(Saved entries)
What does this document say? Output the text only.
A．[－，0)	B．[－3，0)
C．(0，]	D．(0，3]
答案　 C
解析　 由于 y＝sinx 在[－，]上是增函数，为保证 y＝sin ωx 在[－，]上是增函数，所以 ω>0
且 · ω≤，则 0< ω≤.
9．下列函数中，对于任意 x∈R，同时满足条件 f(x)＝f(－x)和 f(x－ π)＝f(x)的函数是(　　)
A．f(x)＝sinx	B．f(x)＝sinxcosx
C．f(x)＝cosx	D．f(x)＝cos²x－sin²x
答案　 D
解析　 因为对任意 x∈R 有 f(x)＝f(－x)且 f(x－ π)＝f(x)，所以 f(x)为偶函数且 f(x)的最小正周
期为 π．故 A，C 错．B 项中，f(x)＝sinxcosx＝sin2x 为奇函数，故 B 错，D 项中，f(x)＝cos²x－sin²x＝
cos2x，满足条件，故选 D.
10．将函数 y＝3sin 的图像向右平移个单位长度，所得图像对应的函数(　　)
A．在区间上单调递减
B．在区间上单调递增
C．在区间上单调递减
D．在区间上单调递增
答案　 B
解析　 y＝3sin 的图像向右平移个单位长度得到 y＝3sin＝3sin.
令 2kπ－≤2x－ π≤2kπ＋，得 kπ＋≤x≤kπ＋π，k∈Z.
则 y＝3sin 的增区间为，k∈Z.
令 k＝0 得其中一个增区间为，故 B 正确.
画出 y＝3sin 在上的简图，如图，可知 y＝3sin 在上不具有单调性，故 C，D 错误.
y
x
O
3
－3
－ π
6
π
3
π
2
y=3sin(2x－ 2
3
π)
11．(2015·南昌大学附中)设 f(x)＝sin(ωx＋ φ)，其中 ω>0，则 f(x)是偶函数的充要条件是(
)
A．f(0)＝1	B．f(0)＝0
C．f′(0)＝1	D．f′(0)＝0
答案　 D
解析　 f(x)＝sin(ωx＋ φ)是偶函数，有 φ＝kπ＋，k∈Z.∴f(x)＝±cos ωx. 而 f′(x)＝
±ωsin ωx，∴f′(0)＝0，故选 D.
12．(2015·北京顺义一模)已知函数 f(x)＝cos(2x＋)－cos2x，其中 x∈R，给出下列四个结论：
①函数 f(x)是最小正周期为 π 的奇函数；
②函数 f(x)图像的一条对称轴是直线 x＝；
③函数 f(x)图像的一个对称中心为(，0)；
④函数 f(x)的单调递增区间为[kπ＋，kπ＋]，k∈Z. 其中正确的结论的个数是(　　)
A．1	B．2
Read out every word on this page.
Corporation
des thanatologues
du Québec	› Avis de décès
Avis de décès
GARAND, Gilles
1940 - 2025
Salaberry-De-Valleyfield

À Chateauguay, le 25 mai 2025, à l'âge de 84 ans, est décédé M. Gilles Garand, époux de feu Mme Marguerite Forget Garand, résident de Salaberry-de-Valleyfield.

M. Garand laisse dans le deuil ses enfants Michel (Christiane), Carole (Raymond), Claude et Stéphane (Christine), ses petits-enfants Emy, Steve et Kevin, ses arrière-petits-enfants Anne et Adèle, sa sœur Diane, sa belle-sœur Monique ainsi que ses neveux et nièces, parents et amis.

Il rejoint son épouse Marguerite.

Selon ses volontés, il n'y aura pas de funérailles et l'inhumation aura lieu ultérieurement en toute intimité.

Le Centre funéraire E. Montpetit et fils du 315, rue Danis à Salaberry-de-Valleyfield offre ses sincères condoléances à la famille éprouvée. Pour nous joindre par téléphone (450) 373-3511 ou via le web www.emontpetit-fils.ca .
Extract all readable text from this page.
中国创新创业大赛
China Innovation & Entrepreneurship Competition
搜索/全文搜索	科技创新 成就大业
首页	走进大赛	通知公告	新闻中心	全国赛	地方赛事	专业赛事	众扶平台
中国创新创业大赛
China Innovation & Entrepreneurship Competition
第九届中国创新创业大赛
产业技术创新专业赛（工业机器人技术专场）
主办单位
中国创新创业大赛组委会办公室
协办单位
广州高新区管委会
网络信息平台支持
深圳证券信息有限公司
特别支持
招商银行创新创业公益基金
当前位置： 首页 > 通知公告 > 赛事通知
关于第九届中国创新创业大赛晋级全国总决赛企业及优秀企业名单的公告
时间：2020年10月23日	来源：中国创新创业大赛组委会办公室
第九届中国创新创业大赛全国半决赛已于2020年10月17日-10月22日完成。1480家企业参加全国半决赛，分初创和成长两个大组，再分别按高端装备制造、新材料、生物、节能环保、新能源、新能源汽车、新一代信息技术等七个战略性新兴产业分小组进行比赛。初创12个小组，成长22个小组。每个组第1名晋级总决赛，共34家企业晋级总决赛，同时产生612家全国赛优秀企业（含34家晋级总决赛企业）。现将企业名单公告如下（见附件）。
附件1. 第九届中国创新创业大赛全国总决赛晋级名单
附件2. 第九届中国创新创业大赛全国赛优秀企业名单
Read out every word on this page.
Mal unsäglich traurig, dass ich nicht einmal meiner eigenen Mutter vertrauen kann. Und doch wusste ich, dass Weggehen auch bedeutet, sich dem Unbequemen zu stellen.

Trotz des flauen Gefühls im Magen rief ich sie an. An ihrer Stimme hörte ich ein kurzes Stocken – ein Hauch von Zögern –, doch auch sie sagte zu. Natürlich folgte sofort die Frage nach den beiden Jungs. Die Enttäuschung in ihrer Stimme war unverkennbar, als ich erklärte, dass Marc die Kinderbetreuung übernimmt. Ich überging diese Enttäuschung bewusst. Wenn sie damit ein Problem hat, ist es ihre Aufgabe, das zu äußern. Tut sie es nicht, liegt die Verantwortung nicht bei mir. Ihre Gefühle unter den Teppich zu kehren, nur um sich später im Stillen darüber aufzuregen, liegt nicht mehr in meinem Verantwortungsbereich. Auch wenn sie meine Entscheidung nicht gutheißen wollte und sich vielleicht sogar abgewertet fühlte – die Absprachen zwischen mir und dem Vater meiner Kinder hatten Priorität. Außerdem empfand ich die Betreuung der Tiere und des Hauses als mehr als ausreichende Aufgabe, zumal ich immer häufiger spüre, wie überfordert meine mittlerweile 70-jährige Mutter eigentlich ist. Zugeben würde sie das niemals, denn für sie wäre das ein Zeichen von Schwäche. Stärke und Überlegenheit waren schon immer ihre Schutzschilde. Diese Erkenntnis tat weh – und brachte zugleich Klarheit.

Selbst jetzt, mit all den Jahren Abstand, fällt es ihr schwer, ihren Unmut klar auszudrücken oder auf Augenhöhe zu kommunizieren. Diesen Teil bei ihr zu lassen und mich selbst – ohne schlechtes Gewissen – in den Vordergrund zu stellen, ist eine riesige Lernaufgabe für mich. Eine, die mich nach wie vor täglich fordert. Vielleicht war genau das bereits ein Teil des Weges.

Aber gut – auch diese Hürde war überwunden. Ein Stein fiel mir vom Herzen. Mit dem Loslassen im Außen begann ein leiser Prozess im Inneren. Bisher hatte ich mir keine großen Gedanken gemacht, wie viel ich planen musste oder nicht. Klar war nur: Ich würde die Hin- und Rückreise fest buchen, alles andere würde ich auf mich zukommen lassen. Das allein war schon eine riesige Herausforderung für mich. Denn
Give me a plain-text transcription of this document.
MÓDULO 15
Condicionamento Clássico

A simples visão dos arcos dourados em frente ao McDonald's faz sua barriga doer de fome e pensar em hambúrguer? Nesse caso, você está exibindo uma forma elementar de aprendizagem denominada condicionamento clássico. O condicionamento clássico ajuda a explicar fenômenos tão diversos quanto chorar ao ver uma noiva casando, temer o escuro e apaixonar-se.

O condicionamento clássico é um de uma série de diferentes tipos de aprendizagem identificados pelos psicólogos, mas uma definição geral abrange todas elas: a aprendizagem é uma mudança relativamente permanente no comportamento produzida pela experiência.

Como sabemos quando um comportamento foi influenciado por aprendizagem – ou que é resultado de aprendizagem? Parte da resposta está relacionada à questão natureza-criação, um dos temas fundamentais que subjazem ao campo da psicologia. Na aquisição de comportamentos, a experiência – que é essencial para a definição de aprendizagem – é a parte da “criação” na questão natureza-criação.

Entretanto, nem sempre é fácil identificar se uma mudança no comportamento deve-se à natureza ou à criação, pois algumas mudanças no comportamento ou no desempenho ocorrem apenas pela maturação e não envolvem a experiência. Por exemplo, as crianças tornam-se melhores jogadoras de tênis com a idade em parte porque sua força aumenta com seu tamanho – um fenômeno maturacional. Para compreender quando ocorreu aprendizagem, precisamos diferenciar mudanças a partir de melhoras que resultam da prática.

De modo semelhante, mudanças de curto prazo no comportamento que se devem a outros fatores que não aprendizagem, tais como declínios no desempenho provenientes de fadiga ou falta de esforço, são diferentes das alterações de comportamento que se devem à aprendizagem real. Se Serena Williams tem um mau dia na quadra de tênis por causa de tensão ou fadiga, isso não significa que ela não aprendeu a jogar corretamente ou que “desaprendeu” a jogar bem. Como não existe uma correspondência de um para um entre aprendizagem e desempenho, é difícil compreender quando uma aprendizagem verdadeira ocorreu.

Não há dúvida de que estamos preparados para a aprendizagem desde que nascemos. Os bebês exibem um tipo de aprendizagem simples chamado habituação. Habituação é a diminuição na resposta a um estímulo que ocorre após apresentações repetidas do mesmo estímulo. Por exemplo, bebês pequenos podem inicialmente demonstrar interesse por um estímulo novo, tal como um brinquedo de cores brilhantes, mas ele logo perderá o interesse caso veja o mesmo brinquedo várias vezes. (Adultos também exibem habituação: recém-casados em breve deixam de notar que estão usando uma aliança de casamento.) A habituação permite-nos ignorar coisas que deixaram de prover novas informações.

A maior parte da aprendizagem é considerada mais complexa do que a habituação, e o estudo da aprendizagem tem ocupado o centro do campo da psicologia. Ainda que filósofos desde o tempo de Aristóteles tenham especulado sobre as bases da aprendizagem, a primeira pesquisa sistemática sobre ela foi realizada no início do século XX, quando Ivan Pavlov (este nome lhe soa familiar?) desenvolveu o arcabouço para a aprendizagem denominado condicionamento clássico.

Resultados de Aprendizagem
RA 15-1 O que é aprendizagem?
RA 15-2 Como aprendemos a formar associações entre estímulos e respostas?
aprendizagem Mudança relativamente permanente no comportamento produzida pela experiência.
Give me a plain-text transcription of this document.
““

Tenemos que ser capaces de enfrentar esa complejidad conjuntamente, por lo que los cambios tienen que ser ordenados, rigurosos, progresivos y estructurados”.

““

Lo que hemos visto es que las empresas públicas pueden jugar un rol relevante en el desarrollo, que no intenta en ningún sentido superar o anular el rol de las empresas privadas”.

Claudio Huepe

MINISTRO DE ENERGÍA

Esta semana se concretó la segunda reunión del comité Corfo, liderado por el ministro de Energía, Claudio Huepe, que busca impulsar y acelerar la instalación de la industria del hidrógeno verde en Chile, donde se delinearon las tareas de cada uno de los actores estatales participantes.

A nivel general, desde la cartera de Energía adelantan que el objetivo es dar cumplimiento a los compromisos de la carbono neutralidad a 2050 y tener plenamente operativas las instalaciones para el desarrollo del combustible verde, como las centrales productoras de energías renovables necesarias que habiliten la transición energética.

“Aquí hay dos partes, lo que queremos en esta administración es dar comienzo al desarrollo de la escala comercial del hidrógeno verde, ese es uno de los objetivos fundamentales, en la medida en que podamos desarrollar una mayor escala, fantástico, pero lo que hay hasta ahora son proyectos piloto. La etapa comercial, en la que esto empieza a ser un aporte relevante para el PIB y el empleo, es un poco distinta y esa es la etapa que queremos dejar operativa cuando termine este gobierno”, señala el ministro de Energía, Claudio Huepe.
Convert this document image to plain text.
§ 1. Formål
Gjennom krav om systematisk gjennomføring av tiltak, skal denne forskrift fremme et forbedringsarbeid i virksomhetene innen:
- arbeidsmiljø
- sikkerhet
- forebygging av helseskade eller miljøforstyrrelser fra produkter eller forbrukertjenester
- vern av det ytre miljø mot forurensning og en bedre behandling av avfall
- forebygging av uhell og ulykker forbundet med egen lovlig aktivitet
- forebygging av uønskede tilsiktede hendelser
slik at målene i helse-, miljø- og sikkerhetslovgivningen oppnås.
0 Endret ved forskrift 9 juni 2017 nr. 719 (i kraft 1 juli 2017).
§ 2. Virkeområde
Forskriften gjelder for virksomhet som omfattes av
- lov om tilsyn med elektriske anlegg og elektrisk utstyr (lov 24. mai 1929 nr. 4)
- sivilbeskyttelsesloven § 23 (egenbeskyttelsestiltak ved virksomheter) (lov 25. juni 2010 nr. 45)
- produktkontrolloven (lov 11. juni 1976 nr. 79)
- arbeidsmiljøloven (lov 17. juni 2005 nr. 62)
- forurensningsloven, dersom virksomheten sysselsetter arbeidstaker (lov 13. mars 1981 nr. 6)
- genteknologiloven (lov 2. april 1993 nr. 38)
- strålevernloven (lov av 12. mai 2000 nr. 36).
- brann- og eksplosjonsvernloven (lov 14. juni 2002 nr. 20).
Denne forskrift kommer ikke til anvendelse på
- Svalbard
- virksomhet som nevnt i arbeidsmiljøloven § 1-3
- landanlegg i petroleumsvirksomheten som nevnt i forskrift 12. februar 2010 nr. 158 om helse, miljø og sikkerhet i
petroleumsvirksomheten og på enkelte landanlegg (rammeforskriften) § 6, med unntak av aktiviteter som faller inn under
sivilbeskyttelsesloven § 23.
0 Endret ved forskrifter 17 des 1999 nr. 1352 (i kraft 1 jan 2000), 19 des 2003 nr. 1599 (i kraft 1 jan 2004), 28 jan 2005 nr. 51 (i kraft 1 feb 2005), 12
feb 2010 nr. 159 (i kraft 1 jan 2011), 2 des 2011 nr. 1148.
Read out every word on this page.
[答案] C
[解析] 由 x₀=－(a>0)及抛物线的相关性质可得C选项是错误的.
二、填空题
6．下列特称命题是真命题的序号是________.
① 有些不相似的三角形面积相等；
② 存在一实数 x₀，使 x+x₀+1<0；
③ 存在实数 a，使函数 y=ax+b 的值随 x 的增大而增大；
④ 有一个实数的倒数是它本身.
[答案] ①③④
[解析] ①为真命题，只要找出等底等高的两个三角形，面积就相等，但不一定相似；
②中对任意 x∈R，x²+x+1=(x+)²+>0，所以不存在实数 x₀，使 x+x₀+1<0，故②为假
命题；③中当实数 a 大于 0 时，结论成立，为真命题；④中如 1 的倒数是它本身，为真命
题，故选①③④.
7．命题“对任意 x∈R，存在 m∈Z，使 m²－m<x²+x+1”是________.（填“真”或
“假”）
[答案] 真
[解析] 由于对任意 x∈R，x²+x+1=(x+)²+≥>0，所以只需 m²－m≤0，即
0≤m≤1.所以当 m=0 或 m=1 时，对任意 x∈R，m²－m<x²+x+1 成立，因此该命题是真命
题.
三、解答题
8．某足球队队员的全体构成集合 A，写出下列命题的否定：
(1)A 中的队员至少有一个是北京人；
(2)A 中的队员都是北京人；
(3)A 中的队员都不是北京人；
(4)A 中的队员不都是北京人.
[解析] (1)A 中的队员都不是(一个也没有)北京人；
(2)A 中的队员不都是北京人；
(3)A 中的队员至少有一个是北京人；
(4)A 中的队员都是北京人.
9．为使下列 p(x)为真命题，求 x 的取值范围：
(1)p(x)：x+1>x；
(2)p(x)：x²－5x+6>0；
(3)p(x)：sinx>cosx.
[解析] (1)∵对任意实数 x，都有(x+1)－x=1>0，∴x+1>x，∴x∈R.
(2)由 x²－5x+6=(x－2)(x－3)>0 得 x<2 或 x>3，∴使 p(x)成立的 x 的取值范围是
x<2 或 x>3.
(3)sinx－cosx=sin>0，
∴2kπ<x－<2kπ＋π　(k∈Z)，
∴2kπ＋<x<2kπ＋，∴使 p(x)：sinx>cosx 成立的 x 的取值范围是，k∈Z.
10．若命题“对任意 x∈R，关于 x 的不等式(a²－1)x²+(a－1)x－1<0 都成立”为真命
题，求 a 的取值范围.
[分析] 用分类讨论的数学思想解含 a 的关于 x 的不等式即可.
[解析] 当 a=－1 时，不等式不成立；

*GIVEN INSTRUCTION:* Gather from the entries above all lines that include the string "Valleyfield".

*TASK ANSWER:*
Salaberry-De-Valleyfield
À Chateauguay, le 25 mai 2025, à l'âge de 84 ans, est décédé M. Gilles Garand, époux de feu Mme Marguerite Forget Garand, résident de Salaberry-de-Valleyfield.
Le Centre funéraire E. Montpetit et fils du 315, rue Danis à Salaberry-de-Valleyfield offre ses sincères condoléances à la famille éprouvée. Pour nous joindre par téléphone (450) 373-3511 ou via le web www.emontpetit-fils.ca .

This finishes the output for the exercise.